▶ [TASK TO CARRY OUT] Set down each line of the data below exactly as it stands, dropping the pictures.

▶ [SOURCE RECORDS]
──────────────────────────────

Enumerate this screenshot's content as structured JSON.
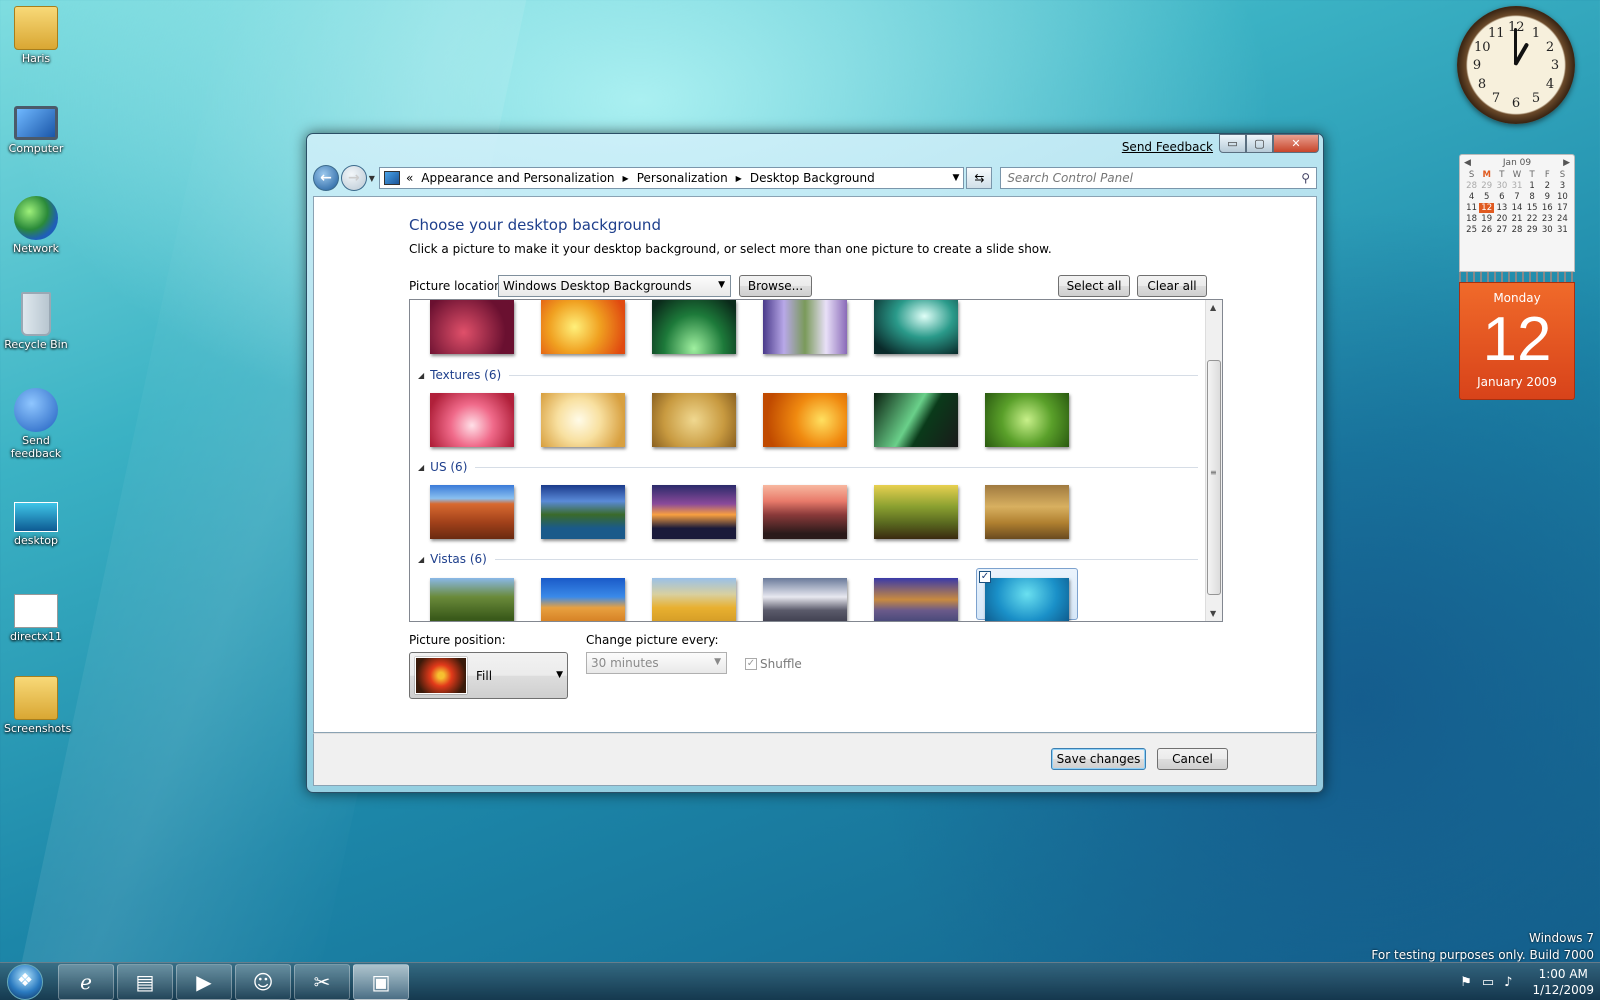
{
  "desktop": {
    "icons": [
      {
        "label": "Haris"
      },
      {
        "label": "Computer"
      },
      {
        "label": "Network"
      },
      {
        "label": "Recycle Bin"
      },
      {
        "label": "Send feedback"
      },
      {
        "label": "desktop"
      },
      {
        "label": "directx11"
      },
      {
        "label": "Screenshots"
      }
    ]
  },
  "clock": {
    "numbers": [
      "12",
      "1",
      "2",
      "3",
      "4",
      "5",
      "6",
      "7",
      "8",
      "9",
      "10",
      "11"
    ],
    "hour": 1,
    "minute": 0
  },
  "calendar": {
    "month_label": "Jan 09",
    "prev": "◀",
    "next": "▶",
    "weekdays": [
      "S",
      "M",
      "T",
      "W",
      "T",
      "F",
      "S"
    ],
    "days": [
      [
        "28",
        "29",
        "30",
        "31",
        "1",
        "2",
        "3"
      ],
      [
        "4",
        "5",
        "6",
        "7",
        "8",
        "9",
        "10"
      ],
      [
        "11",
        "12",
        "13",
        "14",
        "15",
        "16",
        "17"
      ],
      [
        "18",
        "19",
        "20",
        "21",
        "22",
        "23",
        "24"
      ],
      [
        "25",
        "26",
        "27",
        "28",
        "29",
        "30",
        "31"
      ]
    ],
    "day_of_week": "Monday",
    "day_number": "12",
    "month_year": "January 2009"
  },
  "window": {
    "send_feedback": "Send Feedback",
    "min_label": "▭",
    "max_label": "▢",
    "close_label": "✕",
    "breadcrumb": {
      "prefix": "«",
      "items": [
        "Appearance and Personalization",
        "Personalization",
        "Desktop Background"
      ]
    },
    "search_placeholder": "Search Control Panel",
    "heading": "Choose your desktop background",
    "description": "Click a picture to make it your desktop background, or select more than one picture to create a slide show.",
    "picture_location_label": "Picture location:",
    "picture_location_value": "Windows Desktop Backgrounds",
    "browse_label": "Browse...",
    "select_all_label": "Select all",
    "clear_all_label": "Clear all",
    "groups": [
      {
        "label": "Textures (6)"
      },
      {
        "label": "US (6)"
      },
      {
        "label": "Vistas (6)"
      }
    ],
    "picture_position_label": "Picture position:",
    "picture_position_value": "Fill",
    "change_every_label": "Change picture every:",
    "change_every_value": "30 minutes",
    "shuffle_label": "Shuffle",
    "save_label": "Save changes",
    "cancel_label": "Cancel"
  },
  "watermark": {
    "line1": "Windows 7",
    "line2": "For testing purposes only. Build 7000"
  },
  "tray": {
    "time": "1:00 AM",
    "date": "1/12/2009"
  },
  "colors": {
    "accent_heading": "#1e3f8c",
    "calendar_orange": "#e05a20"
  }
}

──────────────────────────────

▶ [IN RESPONSE]
Enumerate this screenshot's content as structured JSON.
{
  "desktop": {
    "icons": [
      {
        "label": "Haris"
      },
      {
        "label": "Computer"
      },
      {
        "label": "Network"
      },
      {
        "label": "Recycle Bin"
      },
      {
        "label": "Send feedback"
      },
      {
        "label": "desktop"
      },
      {
        "label": "directx11"
      },
      {
        "label": "Screenshots"
      }
    ]
  },
  "clock": {
    "numbers": [
      "12",
      "1",
      "2",
      "3",
      "4",
      "5",
      "6",
      "7",
      "8",
      "9",
      "10",
      "11"
    ],
    "hour": 1,
    "minute": 0
  },
  "calendar": {
    "month_label": "Jan 09",
    "prev": "◀",
    "next": "▶",
    "weekdays": [
      "S",
      "M",
      "T",
      "W",
      "T",
      "F",
      "S"
    ],
    "days": [
      [
        "28",
        "29",
        "30",
        "31",
        "1",
        "2",
        "3"
      ],
      [
        "4",
        "5",
        "6",
        "7",
        "8",
        "9",
        "10"
      ],
      [
        "11",
        "12",
        "13",
        "14",
        "15",
        "16",
        "17"
      ],
      [
        "18",
        "19",
        "20",
        "21",
        "22",
        "23",
        "24"
      ],
      [
        "25",
        "26",
        "27",
        "28",
        "29",
        "30",
        "31"
      ]
    ],
    "day_of_week": "Monday",
    "day_number": "12",
    "month_year": "January 2009"
  },
  "window": {
    "send_feedback": "Send Feedback",
    "min_label": "▭",
    "max_label": "▢",
    "close_label": "✕",
    "breadcrumb": {
      "prefix": "«",
      "items": [
        "Appearance and Personalization",
        "Personalization",
        "Desktop Background"
      ]
    },
    "search_placeholder": "Search Control Panel",
    "heading": "Choose your desktop background",
    "description": "Click a picture to make it your desktop background, or select more than one picture to create a slide show.",
    "picture_location_label": "Picture location:",
    "picture_location_value": "Windows Desktop Backgrounds",
    "browse_label": "Browse...",
    "select_all_label": "Select all",
    "clear_all_label": "Clear all",
    "groups": [
      {
        "label": "Textures (6)"
      },
      {
        "label": "US (6)"
      },
      {
        "label": "Vistas (6)"
      }
    ],
    "picture_position_label": "Picture position:",
    "picture_position_value": "Fill",
    "change_every_label": "Change picture every:",
    "change_every_value": "30 minutes",
    "shuffle_label": "Shuffle",
    "save_label": "Save changes",
    "cancel_label": "Cancel"
  },
  "watermark": {
    "line1": "Windows 7",
    "line2": "For testing purposes only. Build 7000"
  },
  "tray": {
    "time": "1:00 AM",
    "date": "1/12/2009"
  },
  "colors": {
    "accent_heading": "#1e3f8c",
    "calendar_orange": "#e05a20"
  }
}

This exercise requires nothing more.